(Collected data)
----------
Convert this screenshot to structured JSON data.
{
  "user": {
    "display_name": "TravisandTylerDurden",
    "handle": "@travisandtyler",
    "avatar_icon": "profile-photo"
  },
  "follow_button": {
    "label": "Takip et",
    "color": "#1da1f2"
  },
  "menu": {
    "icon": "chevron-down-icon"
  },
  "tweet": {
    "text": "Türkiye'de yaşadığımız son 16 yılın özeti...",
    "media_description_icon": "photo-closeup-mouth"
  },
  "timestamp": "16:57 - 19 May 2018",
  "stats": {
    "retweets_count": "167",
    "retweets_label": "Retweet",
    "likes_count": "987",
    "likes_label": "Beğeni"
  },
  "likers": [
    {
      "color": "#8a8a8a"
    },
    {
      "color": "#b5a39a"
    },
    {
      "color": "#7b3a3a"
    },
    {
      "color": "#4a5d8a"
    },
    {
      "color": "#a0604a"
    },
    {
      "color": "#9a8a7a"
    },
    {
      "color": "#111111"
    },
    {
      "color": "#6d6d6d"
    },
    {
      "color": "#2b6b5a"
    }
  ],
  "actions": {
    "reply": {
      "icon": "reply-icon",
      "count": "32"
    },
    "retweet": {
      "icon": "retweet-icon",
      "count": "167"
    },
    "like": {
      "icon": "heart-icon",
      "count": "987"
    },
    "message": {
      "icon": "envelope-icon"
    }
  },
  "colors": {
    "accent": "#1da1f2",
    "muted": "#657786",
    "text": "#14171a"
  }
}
----------
● WHAT YOU WILL DO: Reproduce the entries above exactly.

● EXPECTED ANSWER:
Convert this screenshot to structured JSON data.
{
  "user": {
    "display_name": "TravisandTylerDurden",
    "handle": "@travisandtyler",
    "avatar_icon": "profile-photo"
  },
  "follow_button": {
    "label": "Takip et",
    "color": "#1da1f2"
  },
  "menu": {
    "icon": "chevron-down-icon"
  },
  "tweet": {
    "text": "Türkiye'de yaşadığımız son 16 yılın özeti...",
    "media_description_icon": "photo-closeup-mouth"
  },
  "timestamp": "16:57 - 19 May 2018",
  "stats": {
    "retweets_count": "167",
    "retweets_label": "Retweet",
    "likes_count": "987",
    "likes_label": "Beğeni"
  },
  "likers": [
    {
      "color": "#8a8a8a"
    },
    {
      "color": "#b5a39a"
    },
    {
      "color": "#7b3a3a"
    },
    {
      "color": "#4a5d8a"
    },
    {
      "color": "#a0604a"
    },
    {
      "color": "#9a8a7a"
    },
    {
      "color": "#111111"
    },
    {
      "color": "#6d6d6d"
    },
    {
      "color": "#2b6b5a"
    }
  ],
  "actions": {
    "reply": {
      "icon": "reply-icon",
      "count": "32"
    },
    "retweet": {
      "icon": "retweet-icon",
      "count": "167"
    },
    "like": {
      "icon": "heart-icon",
      "count": "987"
    },
    "message": {
      "icon": "envelope-icon"
    }
  },
  "colors": {
    "accent": "#1da1f2",
    "muted": "#657786",
    "text": "#14171a"
  }
}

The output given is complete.